*** RECORDED INFORMATION ***
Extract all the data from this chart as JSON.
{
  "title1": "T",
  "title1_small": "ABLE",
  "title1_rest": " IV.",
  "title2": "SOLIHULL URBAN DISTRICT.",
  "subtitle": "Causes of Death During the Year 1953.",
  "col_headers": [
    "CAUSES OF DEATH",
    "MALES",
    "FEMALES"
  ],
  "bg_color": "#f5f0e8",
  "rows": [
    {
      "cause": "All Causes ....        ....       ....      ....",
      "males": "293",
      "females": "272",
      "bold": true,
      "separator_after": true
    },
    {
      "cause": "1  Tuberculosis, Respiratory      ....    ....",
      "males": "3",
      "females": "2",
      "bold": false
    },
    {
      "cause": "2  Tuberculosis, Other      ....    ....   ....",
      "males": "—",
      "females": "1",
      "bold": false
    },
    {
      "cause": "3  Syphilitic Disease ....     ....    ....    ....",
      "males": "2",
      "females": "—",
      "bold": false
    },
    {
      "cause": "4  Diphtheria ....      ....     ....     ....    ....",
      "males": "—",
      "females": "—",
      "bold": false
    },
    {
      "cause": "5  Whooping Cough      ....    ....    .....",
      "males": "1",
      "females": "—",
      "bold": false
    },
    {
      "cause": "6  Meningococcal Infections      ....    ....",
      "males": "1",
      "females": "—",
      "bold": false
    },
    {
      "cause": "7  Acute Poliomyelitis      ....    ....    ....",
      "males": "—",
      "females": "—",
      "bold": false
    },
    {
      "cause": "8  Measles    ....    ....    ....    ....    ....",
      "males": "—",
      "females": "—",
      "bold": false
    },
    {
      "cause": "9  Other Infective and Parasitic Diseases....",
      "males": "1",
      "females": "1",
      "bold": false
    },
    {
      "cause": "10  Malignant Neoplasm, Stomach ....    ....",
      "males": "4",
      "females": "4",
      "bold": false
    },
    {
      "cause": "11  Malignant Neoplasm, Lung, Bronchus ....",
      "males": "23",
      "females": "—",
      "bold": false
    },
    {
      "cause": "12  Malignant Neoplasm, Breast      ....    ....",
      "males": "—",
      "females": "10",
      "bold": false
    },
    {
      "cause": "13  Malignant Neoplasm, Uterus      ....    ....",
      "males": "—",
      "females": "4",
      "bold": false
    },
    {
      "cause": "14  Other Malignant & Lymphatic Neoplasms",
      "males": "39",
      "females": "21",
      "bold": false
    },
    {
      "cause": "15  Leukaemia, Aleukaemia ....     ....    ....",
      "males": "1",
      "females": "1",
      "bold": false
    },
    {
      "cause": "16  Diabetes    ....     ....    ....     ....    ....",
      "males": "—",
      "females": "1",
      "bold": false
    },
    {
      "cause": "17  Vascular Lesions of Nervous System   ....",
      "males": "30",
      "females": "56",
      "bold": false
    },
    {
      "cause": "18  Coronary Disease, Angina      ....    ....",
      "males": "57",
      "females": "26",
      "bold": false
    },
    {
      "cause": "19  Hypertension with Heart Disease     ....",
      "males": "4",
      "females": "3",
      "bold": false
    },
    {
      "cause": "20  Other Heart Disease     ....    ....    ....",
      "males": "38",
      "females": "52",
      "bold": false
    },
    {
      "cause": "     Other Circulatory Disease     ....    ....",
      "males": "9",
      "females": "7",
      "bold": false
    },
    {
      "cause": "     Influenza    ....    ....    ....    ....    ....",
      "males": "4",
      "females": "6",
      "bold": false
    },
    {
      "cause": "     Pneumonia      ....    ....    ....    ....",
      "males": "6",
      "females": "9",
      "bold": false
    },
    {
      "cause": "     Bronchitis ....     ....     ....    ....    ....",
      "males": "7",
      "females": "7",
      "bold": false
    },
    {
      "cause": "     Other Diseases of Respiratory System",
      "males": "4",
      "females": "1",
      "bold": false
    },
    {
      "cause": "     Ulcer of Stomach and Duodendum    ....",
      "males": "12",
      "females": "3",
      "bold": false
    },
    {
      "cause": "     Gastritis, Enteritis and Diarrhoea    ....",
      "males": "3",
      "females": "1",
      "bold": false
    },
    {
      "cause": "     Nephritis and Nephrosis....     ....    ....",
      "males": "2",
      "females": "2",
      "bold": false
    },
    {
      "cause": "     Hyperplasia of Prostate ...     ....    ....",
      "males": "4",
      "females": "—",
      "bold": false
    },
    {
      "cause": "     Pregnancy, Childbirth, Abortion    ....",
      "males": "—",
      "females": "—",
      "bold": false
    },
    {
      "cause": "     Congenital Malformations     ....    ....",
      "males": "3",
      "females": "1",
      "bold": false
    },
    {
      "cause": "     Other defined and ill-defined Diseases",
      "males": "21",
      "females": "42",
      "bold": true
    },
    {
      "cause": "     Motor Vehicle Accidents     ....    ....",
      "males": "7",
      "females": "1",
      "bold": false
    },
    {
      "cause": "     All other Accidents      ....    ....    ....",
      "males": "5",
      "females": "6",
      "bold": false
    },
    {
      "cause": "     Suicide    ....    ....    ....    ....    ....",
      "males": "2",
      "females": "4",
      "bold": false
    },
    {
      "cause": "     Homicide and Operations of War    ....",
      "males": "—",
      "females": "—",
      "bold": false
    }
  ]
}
***
TASK REQUIREMENTS = Out of the records, collect only those lines that contain the string "Diseases".

EXERCISE ANSWER =
      "cause": "9  Other Infective and Parasitic Diseases....",
      "cause": "     Other Diseases of Respiratory System",
      "cause": "     Other defined and ill-defined Diseases",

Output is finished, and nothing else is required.